_Consigne 1_:
Répondez aux questions suivantes d'après l'extrait.
(a) Quelle moyenne l'étudiante a-t-elle obtenue en chinois ?
(b) Dans quelle université va-t-elle parfaire son japonais cet automne ?
(c) Quelle est sa moyenne au total pour l'année ?
_Consigne 2_:
Recopiez le passage de l'extrait commençant par « Or, donc, la » et se poursuivant jusqu'à « encore la photo.... », en substituant « coréen » à « japonais ».
_Consigne 3_:
Relevez toutes les langues mentionnées dans l'extrait.

#### Extrait ####

Or, donc, la vie continue à Liège comme partout, avec animations, démonstrations et libations. L'étudiante a perfectionné son chinois, examen oral, examen écrit, 18 de moyenne, on peut dire que c'est réussi ! Elle va parfaire son japonais cet automne à l'université internationale de Nagoya, troisième ville du Japon, connue pour être le siège d'une célèbre marque de voiture, qui commence par T et finit par A. Il me revient que ma mère en posséda une que mon frère cartonna par mégarde. Elle était bleue. Je cherche encore la photo....

Pour les autres cours, elle a parfaitement réussi, à présenter, en français ou en anglais, les résultats de ses recherches sur des objets d'art, peintures et autres kotos qui la passionnent. Au final, pour la session: 16 16 17 18 18 19. Et au total pour l'année, une moyenne de 17. Oui, c'est vraiment très bien!

Voilà qui nous réjouit à l'entame d'un été qui a déjà bien commencé. On a eu chaud, très chaud, trop chaud. Mais ça c'est le réchauffement et ça fait longtemps déjà qu'on en parle. L'ordinateur lui-même à souffert, les résultats en laboratoire ne sont plus stables, les fusibles disjonctent, le coeur du réacteur en fusion... Ne suffit pas d'une manifestation.

#### Données fournies ####

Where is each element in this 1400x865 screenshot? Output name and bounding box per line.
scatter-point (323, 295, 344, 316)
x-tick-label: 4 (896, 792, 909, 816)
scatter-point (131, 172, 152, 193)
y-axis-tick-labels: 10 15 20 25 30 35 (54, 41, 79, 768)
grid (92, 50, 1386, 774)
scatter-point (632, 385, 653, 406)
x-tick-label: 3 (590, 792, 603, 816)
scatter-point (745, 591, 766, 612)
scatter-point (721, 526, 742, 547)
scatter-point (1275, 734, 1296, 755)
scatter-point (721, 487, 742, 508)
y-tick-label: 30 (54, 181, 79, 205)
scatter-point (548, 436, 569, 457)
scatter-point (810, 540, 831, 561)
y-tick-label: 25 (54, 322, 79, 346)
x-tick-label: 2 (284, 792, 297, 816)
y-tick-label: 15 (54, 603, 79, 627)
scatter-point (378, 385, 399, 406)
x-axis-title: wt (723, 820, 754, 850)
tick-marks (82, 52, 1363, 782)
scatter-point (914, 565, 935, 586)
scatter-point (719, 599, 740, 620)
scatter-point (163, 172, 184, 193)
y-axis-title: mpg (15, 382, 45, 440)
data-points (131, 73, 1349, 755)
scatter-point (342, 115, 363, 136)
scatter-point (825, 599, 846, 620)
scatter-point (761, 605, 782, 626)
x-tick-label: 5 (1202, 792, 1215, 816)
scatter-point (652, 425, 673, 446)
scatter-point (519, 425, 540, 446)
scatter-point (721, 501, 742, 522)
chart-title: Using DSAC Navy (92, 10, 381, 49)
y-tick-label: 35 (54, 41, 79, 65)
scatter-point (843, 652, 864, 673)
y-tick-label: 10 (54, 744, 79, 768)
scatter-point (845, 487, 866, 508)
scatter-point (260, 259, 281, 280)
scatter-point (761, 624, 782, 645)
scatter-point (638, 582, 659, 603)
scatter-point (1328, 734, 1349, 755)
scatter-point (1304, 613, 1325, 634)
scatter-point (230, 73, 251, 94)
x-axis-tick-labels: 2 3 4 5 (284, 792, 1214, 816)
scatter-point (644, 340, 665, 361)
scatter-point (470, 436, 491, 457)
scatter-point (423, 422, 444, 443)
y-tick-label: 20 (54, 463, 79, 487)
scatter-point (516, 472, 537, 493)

####

_Corrigé 1_:
(a) 18 de moyenne.
(b) À l'université internationale de Nagoya.
(c) Une moyenne de 17.

_Corrigé 2_:
Or, donc, la vie continue à Liège comme partout, avec animations, démonstrations et libations. L'étudiante a perfectionné son chinois, examen oral, examen écrit, 18 de moyenne, on peut dire que c'est réussi ! Elle va parfaire son coréen cet automne à l'université internationale de Nagoya, troisième ville du Japon, connue pour être le siège d'une célèbre marque de voiture, qui commence par T et finit par A. Il me revient que ma mère en posséda une que mon frère cartonna par mégarde. Elle était bleue. Je cherche encore la photo....

_Corrigé 3_:
chinois, japonais, français, anglais